[Required task]
Search the material for the word "opportunities" and copy each line that holds it.

---

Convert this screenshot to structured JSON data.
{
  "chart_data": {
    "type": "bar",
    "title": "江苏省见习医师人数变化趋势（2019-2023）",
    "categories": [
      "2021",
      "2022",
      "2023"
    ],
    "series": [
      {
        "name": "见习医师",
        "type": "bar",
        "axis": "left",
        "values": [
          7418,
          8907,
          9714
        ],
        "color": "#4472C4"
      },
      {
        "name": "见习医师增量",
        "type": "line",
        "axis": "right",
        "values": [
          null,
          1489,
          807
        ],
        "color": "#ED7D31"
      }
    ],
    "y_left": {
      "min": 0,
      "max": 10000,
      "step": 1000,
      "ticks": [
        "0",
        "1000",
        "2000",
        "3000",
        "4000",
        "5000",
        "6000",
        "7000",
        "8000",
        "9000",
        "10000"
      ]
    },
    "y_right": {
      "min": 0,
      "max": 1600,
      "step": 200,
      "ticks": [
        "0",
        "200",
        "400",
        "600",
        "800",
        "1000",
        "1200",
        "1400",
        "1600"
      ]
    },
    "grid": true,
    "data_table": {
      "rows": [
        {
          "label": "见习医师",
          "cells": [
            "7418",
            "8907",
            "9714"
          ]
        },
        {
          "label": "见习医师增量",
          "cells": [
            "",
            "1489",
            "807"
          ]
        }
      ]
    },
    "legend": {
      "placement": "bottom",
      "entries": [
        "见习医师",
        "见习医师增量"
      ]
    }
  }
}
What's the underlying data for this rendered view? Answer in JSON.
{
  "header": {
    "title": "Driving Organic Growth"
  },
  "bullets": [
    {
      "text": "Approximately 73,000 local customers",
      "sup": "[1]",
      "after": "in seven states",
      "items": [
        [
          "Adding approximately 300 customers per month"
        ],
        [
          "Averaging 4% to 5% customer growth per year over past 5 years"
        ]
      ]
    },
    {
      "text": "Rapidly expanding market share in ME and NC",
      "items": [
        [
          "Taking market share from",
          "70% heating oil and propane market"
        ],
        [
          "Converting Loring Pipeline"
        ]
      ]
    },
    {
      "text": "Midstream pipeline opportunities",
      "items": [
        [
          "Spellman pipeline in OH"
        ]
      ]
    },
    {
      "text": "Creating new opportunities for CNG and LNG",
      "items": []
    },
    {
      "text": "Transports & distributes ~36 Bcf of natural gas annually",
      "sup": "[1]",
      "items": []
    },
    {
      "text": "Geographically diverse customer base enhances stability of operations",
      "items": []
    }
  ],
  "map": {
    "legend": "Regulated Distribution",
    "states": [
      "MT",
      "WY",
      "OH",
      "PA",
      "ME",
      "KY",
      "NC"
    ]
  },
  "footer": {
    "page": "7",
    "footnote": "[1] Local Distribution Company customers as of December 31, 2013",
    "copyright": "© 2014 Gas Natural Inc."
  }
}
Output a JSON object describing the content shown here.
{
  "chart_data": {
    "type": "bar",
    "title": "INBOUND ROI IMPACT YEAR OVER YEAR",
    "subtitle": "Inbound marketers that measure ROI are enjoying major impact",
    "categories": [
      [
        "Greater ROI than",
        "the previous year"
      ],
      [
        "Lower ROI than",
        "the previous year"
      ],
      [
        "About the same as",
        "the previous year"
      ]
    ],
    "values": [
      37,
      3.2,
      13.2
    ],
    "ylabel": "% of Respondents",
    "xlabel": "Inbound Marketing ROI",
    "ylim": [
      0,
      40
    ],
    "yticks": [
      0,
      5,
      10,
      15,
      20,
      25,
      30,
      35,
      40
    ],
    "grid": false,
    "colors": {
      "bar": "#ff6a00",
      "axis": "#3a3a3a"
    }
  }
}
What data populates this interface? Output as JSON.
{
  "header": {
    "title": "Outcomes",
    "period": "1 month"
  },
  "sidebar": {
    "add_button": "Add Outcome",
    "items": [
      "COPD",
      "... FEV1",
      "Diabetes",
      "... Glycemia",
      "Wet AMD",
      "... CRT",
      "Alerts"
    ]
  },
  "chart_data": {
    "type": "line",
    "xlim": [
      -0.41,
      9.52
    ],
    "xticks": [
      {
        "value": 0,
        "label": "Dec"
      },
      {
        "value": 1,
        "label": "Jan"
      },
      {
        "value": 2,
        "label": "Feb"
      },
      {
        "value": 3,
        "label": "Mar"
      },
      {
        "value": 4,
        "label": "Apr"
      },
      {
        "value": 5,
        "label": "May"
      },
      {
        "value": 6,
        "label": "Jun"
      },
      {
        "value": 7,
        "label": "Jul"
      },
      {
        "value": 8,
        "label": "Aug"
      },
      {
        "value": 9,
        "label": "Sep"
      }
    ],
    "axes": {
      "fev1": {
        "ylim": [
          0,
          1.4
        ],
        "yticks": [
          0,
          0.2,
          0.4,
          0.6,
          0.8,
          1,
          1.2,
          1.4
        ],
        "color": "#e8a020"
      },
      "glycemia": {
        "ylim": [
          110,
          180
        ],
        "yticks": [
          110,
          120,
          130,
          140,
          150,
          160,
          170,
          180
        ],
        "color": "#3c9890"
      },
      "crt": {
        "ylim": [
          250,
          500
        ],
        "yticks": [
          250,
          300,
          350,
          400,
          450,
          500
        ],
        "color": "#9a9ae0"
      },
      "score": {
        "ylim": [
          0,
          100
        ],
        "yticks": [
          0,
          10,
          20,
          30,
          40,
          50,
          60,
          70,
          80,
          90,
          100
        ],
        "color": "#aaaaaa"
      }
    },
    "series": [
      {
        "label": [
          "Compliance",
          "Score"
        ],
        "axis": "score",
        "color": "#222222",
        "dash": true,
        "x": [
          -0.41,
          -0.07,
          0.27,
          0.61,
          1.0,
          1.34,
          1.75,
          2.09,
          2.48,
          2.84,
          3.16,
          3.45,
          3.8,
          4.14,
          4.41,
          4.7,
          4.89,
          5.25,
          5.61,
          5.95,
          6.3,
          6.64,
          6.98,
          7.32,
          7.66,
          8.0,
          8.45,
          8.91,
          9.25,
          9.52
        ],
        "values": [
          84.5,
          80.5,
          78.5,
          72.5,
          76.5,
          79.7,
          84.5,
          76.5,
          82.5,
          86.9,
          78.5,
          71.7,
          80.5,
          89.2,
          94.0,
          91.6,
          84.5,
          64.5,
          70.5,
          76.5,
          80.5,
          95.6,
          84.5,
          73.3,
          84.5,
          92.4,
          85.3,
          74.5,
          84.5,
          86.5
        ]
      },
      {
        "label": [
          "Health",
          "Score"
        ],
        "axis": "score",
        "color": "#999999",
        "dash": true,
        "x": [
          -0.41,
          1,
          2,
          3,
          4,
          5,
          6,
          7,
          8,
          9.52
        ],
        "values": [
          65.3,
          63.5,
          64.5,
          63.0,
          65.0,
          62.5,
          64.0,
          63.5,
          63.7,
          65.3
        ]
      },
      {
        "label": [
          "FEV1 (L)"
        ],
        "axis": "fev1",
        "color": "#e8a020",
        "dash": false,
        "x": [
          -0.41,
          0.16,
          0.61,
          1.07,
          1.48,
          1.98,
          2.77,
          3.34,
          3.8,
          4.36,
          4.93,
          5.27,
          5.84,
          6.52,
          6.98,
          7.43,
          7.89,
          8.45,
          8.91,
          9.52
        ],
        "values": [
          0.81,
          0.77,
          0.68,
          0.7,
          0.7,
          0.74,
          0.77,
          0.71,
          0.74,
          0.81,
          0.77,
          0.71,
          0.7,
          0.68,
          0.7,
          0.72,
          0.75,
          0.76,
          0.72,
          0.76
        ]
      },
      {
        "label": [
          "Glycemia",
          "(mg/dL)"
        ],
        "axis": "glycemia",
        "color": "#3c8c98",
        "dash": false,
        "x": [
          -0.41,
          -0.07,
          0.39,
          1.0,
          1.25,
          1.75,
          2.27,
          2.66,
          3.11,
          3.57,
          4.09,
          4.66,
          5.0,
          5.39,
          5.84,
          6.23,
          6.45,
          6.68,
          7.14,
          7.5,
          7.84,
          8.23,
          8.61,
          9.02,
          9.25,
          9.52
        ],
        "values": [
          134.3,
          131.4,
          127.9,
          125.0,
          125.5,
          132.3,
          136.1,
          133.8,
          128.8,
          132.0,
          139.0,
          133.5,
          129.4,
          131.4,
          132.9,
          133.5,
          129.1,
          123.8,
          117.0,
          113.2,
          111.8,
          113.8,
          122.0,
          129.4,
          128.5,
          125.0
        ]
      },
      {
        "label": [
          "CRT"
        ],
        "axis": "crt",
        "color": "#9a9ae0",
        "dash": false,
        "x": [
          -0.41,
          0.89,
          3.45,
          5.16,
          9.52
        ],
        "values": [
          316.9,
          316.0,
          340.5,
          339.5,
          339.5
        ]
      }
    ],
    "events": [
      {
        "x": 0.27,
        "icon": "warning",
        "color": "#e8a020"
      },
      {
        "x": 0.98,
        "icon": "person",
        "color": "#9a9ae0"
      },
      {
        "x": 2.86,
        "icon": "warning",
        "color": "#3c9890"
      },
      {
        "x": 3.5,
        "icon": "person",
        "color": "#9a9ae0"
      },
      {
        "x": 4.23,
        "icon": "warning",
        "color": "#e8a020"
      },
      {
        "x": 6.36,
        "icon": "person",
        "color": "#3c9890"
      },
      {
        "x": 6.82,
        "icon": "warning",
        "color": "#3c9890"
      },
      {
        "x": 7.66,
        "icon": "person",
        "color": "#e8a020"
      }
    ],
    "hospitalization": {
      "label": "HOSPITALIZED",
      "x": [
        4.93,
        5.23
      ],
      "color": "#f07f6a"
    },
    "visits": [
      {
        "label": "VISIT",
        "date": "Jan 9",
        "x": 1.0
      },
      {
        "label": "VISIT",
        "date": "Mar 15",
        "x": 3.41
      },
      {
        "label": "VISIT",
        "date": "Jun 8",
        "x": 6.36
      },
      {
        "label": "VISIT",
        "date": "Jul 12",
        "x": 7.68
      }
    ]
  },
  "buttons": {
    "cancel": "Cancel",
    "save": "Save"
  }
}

---

[Exercise output]
      "text": "Midstream pipeline opportunities",
      "text": "Creating new opportunities for CNG and LNG",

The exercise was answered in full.